**TASK REQUIREMENTS:**
In the listing below, locate the lines that hold "JSON" and copy them.

* START EXERCISE DATA *

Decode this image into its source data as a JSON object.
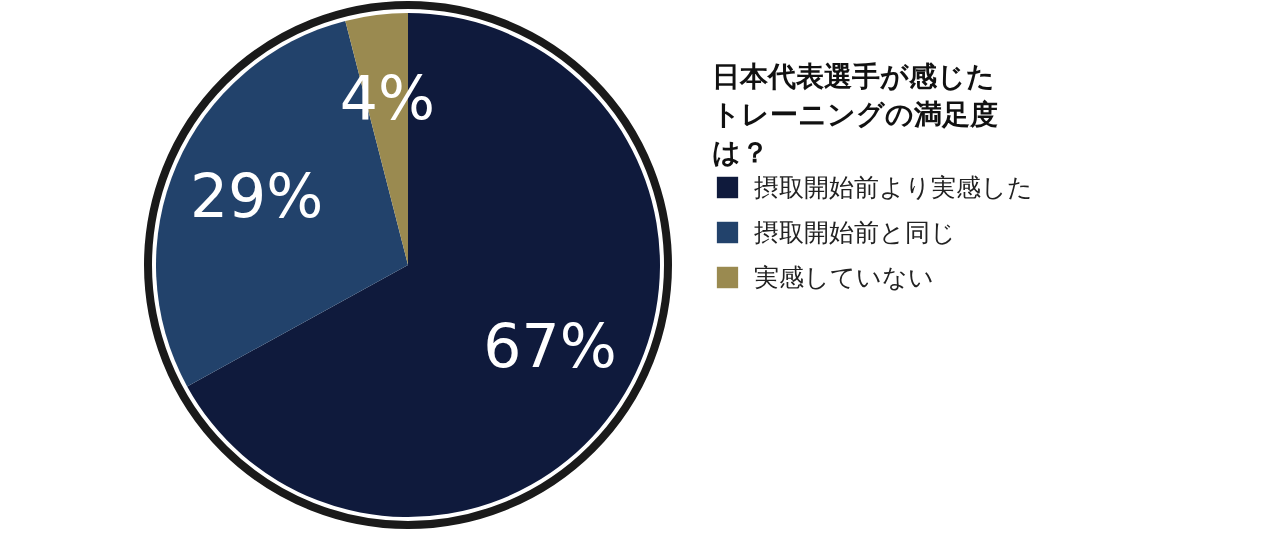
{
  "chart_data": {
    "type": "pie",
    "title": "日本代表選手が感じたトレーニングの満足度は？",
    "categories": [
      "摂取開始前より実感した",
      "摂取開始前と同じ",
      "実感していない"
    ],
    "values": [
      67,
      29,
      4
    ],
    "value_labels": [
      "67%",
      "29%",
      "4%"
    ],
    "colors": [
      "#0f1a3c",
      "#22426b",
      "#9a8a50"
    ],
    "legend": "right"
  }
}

* END EXERCISE DATA *
* START EXERCISE DATA *

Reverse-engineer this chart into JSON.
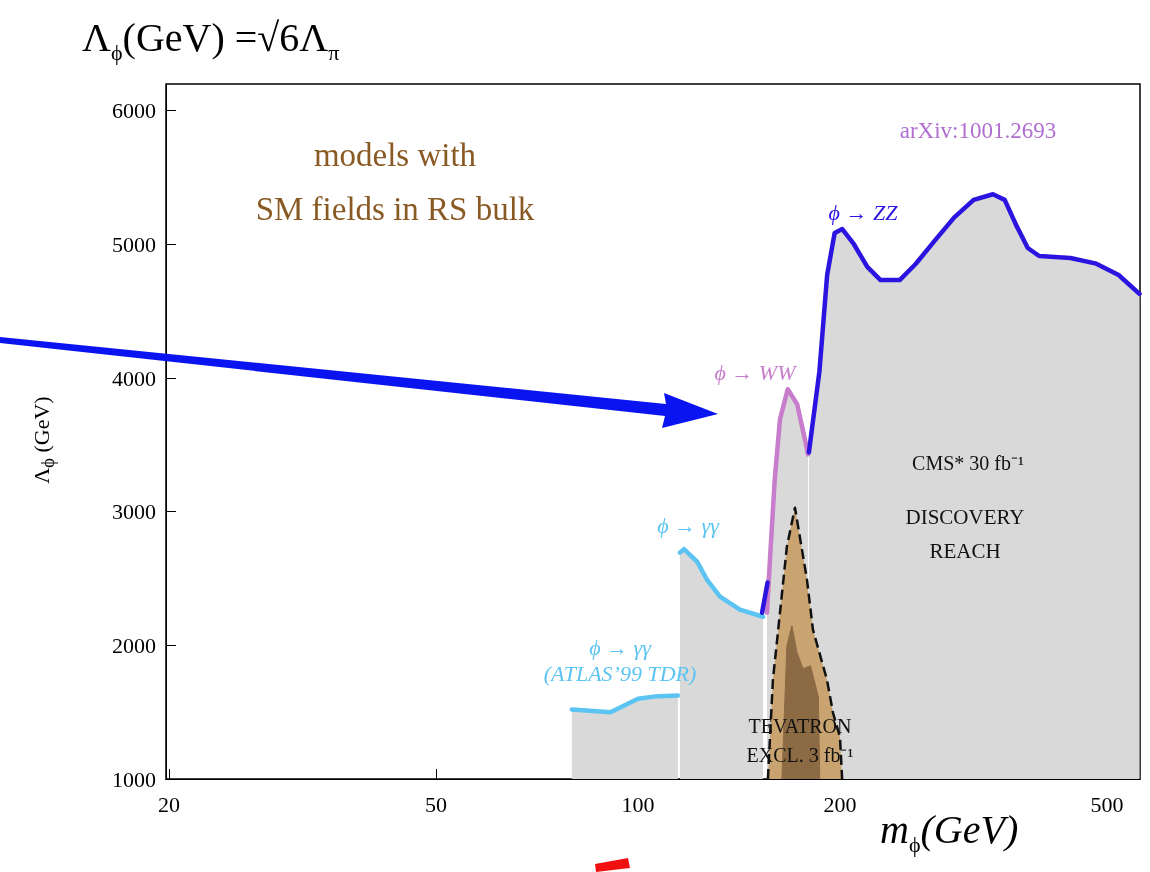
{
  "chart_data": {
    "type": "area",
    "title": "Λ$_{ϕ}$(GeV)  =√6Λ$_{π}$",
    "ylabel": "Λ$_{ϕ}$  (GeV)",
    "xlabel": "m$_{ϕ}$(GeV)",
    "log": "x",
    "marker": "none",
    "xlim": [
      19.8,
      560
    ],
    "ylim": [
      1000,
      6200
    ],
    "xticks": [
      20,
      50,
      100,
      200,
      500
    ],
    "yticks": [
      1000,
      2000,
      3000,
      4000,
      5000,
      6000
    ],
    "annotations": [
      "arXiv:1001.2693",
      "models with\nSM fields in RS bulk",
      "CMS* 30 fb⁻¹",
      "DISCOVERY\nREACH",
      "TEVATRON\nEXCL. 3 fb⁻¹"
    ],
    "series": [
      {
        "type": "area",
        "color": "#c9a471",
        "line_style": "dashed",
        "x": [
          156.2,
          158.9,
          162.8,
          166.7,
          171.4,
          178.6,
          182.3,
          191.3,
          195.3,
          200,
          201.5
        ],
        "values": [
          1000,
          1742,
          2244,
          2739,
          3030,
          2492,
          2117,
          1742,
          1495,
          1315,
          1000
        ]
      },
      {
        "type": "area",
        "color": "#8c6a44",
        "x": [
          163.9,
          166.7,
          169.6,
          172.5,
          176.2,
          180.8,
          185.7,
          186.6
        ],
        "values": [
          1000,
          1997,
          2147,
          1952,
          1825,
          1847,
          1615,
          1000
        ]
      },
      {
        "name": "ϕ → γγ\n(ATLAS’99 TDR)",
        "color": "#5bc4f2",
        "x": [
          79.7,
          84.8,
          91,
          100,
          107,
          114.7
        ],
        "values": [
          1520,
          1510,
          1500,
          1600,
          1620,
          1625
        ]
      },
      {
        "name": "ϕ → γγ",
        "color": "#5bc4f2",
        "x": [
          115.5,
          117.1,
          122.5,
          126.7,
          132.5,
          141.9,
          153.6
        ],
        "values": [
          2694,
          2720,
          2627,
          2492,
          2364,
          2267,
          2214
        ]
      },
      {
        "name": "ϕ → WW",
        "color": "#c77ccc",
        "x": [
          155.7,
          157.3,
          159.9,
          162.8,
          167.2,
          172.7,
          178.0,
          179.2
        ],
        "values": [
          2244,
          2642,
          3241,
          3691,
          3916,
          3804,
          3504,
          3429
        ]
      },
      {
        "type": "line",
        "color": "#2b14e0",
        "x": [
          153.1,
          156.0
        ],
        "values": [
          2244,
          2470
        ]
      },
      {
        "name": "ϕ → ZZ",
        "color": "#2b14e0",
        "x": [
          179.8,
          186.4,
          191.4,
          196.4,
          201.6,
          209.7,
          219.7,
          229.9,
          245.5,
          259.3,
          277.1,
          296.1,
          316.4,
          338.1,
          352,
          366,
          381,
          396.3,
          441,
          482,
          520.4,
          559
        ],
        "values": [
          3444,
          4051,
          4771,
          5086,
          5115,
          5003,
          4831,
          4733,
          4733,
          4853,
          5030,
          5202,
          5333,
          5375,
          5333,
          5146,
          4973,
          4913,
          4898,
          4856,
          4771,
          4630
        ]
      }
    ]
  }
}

* END EXERCISE DATA *
* START EXERCISE DATA *

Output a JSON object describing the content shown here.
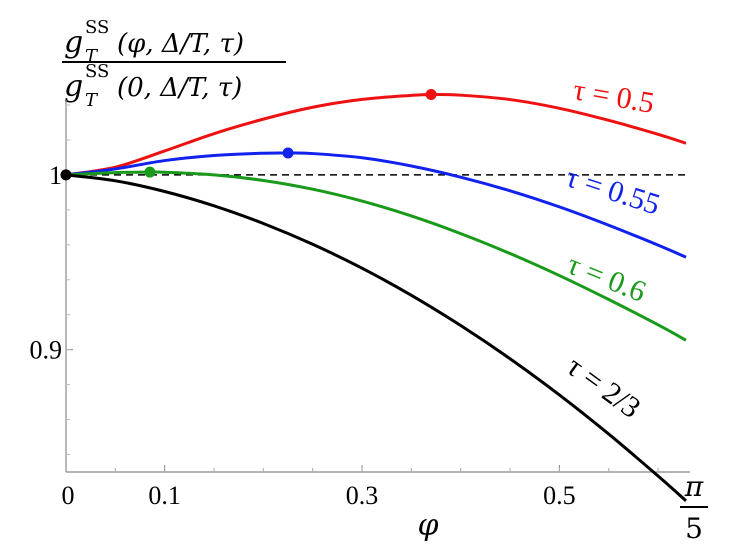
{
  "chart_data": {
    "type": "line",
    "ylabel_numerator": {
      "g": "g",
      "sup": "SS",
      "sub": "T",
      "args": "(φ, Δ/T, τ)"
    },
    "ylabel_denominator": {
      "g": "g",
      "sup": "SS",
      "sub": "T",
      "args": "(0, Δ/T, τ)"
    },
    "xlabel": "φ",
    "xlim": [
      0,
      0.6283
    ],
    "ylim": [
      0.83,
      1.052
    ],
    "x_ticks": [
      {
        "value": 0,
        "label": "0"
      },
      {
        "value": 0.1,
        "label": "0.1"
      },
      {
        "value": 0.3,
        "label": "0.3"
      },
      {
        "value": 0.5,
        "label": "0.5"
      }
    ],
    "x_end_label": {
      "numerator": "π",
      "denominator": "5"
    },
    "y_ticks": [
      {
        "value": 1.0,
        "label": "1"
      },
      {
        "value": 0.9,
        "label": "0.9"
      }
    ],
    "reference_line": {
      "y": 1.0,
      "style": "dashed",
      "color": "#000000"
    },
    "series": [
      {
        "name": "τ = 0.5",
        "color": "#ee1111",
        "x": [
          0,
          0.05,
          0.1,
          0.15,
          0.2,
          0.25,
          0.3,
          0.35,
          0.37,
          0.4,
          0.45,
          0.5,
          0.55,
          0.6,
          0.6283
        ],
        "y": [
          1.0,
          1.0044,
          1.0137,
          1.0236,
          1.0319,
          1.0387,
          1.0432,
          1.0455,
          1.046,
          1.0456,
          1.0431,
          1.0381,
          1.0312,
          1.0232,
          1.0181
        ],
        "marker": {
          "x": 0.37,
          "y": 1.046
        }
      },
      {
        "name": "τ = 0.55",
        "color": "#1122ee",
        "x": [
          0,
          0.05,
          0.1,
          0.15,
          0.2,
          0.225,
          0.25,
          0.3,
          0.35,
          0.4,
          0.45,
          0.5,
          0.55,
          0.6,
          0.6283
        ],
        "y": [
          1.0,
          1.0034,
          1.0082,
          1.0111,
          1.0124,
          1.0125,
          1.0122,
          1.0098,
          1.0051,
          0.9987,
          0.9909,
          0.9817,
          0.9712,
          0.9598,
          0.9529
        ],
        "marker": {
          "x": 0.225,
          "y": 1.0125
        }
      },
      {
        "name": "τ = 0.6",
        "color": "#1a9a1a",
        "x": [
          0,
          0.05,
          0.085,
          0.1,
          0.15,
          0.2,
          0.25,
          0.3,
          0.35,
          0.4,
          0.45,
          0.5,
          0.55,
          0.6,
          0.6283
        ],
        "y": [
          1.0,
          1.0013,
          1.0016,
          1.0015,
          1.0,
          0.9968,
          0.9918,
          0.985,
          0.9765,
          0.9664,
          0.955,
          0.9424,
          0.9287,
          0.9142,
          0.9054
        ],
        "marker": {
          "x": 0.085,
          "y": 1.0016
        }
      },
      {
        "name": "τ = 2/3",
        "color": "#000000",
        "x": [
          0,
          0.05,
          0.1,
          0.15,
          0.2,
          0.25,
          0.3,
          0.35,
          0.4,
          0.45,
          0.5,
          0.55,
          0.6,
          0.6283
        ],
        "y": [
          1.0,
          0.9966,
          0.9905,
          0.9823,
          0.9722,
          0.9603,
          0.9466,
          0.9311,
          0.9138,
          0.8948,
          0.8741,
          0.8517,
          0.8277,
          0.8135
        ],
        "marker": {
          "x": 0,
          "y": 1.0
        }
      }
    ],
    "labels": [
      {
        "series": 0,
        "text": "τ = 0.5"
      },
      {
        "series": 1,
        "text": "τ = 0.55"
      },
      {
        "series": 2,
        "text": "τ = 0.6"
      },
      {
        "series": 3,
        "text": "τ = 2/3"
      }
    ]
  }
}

* END EXERCISE DATA *

**CORRECT RESULT:**
Decode this image into its source data as a JSON object.
Reverse-engineer this chart into JSON.
Output a JSON object describing the content shown here.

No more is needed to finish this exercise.